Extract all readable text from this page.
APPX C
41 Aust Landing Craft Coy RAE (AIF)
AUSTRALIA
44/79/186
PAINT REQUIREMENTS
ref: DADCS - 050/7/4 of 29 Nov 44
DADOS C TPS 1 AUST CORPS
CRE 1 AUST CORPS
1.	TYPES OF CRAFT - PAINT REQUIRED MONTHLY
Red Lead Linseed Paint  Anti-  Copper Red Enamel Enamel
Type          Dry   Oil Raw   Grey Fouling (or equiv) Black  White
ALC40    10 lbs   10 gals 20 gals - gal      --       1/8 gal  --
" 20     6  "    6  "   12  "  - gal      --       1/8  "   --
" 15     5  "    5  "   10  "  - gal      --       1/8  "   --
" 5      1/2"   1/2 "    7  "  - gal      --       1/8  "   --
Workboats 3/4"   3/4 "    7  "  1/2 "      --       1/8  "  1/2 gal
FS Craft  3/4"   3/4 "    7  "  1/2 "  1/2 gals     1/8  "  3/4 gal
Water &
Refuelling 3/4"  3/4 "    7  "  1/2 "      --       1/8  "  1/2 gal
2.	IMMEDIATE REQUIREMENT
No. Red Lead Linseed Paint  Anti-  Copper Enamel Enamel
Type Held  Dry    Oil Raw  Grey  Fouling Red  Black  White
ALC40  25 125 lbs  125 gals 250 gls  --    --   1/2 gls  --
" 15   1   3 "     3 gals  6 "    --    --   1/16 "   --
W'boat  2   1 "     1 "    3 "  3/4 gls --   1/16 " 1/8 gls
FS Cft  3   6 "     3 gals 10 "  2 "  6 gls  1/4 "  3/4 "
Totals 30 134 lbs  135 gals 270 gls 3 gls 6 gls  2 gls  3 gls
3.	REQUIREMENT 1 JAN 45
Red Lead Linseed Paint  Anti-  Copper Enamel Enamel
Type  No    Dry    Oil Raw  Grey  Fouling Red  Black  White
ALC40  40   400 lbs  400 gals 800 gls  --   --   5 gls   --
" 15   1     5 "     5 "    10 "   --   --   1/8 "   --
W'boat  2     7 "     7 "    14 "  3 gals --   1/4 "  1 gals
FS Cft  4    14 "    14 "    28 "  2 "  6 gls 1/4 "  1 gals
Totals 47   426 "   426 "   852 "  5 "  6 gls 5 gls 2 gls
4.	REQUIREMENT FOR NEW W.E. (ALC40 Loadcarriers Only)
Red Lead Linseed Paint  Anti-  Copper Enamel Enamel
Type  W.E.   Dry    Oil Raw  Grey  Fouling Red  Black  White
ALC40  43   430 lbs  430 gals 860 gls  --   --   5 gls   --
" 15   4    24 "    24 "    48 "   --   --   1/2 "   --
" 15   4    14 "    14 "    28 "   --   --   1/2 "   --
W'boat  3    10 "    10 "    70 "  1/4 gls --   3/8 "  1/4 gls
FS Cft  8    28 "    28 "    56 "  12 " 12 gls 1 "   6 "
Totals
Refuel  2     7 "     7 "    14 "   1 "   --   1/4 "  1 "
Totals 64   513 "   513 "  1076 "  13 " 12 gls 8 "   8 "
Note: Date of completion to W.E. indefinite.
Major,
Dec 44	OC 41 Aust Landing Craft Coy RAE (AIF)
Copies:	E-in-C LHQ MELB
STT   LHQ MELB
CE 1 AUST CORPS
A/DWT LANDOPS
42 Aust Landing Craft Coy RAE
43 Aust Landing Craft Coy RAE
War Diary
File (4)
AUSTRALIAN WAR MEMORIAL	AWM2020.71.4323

---+---

• _WHAT THE TASK REQUIRES_:
Collect every line above that contains the word "Grey".

• _ANSWER TO THE PROBLEM_:
Type          Dry   Oil Raw   Grey Fouling (or equiv) Black  White
Type Held  Dry    Oil Raw  Grey  Fouling Red  Black  White
Type  No    Dry    Oil Raw  Grey  Fouling Red  Black  White
Type  W.E.   Dry    Oil Raw  Grey  Fouling Red  Black  White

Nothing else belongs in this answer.